> **Task to complete**
Make an exact copy of all the records.

++++ Supplied material ++++

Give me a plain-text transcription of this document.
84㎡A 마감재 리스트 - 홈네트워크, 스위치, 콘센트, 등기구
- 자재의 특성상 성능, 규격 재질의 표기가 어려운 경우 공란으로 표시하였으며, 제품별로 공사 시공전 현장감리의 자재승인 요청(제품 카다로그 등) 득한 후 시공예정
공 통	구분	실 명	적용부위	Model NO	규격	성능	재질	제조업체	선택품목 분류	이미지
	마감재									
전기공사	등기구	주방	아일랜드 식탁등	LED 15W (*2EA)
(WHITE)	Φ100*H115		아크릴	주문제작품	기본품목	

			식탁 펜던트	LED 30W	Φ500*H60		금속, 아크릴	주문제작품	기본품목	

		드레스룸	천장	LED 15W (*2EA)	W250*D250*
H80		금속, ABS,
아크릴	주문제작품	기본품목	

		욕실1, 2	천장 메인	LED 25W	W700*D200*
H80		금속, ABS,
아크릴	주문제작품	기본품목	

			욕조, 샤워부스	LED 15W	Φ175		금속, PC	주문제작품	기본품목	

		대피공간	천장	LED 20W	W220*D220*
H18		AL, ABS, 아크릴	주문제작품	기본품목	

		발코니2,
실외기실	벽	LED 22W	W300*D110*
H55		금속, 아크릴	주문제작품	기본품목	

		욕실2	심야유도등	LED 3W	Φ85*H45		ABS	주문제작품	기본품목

++++

> **Result below**
Give me a plain-text transcription of this document.
84㎡A 마감재 리스트 - 홈네트워크, 스위치, 콘센트, 등기구
- 자재의 특성상 성능, 규격 재질의 표기가 어려운 경우 공란으로 표시하였으며, 제품별로 공사 시공전 현장감리의 자재승인 요청(제품 카다로그 등) 득한 후 시공예정
공 통	구분	실 명	적용부위	Model NO	규격	성능	재질	제조업체	선택품목 분류	이미지
	마감재									
전기공사	등기구	주방	아일랜드 식탁등	LED 15W (*2EA)
(WHITE)	Φ100*H115		아크릴	주문제작품	기본품목	

			식탁 펜던트	LED 30W	Φ500*H60		금속, 아크릴	주문제작품	기본품목	

		드레스룸	천장	LED 15W (*2EA)	W250*D250*
H80		금속, ABS,
아크릴	주문제작품	기본품목	

		욕실1, 2	천장 메인	LED 25W	W700*D200*
H80		금속, ABS,
아크릴	주문제작품	기본품목	

			욕조, 샤워부스	LED 15W	Φ175		금속, PC	주문제작품	기본품목	

		대피공간	천장	LED 20W	W220*D220*
H18		AL, ABS, 아크릴	주문제작품	기본품목	

		발코니2,
실외기실	벽	LED 22W	W300*D110*
H55		금속, 아크릴	주문제작품	기본품목	

		욕실2	심야유도등	LED 3W	Φ85*H45		ABS	주문제작품	기본품목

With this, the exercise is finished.